Exercise description:
Using the entries below, quote exactly the span of lines that begins with the line containing "What's the underlying" and ends with the final line.
· · ·
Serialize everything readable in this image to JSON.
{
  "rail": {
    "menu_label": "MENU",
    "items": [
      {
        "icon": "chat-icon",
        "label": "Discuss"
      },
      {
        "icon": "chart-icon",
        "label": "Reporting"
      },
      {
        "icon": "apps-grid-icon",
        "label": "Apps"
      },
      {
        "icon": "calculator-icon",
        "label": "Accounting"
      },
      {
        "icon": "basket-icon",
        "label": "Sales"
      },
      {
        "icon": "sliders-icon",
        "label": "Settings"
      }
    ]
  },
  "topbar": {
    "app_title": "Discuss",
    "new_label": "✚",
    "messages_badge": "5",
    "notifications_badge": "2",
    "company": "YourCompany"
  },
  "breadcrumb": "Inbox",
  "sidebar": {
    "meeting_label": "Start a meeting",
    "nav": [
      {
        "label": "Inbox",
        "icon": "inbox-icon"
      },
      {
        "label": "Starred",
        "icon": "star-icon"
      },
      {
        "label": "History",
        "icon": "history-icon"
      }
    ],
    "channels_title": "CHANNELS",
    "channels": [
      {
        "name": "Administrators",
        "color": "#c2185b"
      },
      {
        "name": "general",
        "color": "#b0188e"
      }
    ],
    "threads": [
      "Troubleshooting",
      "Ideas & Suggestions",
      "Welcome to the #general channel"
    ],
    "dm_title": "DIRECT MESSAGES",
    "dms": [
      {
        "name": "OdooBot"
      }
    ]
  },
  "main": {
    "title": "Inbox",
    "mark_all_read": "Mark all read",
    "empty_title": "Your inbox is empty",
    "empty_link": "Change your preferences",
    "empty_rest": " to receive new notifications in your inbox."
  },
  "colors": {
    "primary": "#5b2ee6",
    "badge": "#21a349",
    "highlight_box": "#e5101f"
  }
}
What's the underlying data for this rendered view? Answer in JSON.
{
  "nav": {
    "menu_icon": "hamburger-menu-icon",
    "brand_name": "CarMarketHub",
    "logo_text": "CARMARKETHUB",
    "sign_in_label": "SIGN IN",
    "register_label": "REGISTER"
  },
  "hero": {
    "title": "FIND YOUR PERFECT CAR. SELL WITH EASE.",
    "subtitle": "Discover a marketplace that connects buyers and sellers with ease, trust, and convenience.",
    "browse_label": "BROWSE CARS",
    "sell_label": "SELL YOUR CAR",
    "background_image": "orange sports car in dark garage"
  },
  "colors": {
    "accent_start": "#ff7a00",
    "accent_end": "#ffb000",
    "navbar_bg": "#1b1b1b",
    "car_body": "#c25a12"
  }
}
· · ·
Task solution:
What's the underlying data for this rendered view? Answer in JSON.
{
  "nav": {
    "menu_icon": "hamburger-menu-icon",
    "brand_name": "CarMarketHub",
    "logo_text": "CARMARKETHUB",
    "sign_in_label": "SIGN IN",
    "register_label": "REGISTER"
  },
  "hero": {
    "title": "FIND YOUR PERFECT CAR. SELL WITH EASE.",
    "subtitle": "Discover a marketplace that connects buyers and sellers with ease, trust, and convenience.",
    "browse_label": "BROWSE CARS",
    "sell_label": "SELL YOUR CAR",
    "background_image": "orange sports car in dark garage"
  },
  "colors": {
    "accent_start": "#ff7a00",
    "accent_end": "#ffb000",
    "navbar_bg": "#1b1b1b",
    "car_body": "#c25a12"
  }
}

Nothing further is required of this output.